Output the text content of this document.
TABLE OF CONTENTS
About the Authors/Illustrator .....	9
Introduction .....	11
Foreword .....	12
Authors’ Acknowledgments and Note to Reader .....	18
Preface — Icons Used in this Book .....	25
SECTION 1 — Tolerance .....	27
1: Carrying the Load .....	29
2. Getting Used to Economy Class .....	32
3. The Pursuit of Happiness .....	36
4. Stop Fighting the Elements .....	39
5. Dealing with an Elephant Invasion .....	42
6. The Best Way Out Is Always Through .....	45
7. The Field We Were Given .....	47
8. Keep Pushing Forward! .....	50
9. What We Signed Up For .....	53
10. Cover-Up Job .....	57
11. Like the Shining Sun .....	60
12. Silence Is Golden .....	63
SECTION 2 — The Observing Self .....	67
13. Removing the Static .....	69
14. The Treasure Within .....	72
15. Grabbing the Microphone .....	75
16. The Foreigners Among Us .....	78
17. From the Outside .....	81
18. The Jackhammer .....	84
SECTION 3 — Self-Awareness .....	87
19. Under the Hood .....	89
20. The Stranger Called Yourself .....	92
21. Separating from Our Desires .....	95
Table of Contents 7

- **INSTRUCTIONS FOR THE TASK**: Above are records; say how many of their lines contain the word "Used", giving only the number.

- **RESULT FOR THIS EXERCISE**: 2